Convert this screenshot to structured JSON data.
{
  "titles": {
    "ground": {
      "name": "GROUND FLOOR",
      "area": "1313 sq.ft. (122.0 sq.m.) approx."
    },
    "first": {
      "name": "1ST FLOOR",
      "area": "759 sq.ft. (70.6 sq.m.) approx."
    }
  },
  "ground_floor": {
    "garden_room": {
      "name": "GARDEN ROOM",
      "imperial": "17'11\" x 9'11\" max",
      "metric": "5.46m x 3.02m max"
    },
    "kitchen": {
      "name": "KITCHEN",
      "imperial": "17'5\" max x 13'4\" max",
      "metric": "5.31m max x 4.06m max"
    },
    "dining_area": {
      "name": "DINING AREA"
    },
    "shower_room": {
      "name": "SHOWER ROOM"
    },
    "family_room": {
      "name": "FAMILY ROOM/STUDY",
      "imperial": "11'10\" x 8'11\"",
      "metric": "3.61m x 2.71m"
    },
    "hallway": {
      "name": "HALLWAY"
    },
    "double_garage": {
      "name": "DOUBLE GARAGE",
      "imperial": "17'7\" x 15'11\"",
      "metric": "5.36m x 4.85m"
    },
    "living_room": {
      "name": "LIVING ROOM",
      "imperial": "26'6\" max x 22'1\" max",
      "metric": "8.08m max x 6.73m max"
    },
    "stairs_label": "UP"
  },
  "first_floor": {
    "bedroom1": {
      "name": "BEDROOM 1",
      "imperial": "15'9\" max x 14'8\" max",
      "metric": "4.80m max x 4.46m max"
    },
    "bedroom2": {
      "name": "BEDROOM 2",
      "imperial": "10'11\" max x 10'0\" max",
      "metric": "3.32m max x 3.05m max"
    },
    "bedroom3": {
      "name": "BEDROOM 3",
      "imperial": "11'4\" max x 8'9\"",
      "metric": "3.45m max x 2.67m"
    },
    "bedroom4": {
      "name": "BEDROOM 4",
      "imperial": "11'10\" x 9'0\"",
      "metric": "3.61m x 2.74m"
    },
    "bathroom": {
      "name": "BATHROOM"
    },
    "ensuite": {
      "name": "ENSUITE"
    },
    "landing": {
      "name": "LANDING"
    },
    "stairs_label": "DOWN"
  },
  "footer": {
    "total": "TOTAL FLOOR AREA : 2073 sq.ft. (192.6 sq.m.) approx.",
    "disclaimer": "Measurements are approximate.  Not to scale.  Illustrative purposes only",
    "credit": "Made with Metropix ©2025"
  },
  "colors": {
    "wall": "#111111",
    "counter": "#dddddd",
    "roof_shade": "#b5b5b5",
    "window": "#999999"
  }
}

========================

What is required -
Retype the whole listing above exactly.

Exercise answer -
Convert this screenshot to structured JSON data.
{
  "titles": {
    "ground": {
      "name": "GROUND FLOOR",
      "area": "1313 sq.ft. (122.0 sq.m.) approx."
    },
    "first": {
      "name": "1ST FLOOR",
      "area": "759 sq.ft. (70.6 sq.m.) approx."
    }
  },
  "ground_floor": {
    "garden_room": {
      "name": "GARDEN ROOM",
      "imperial": "17'11\" x 9'11\" max",
      "metric": "5.46m x 3.02m max"
    },
    "kitchen": {
      "name": "KITCHEN",
      "imperial": "17'5\" max x 13'4\" max",
      "metric": "5.31m max x 4.06m max"
    },
    "dining_area": {
      "name": "DINING AREA"
    },
    "shower_room": {
      "name": "SHOWER ROOM"
    },
    "family_room": {
      "name": "FAMILY ROOM/STUDY",
      "imperial": "11'10\" x 8'11\"",
      "metric": "3.61m x 2.71m"
    },
    "hallway": {
      "name": "HALLWAY"
    },
    "double_garage": {
      "name": "DOUBLE GARAGE",
      "imperial": "17'7\" x 15'11\"",
      "metric": "5.36m x 4.85m"
    },
    "living_room": {
      "name": "LIVING ROOM",
      "imperial": "26'6\" max x 22'1\" max",
      "metric": "8.08m max x 6.73m max"
    },
    "stairs_label": "UP"
  },
  "first_floor": {
    "bedroom1": {
      "name": "BEDROOM 1",
      "imperial": "15'9\" max x 14'8\" max",
      "metric": "4.80m max x 4.46m max"
    },
    "bedroom2": {
      "name": "BEDROOM 2",
      "imperial": "10'11\" max x 10'0\" max",
      "metric": "3.32m max x 3.05m max"
    },
    "bedroom3": {
      "name": "BEDROOM 3",
      "imperial": "11'4\" max x 8'9\"",
      "metric": "3.45m max x 2.67m"
    },
    "bedroom4": {
      "name": "BEDROOM 4",
      "imperial": "11'10\" x 9'0\"",
      "metric": "3.61m x 2.74m"
    },
    "bathroom": {
      "name": "BATHROOM"
    },
    "ensuite": {
      "name": "ENSUITE"
    },
    "landing": {
      "name": "LANDING"
    },
    "stairs_label": "DOWN"
  },
  "footer": {
    "total": "TOTAL FLOOR AREA : 2073 sq.ft. (192.6 sq.m.) approx.",
    "disclaimer": "Measurements are approximate.  Not to scale.  Illustrative purposes only",
    "credit": "Made with Metropix ©2025"
  },
  "colors": {
    "wall": "#111111",
    "counter": "#dddddd",
    "roof_shade": "#b5b5b5",
    "window": "#999999"
  }
}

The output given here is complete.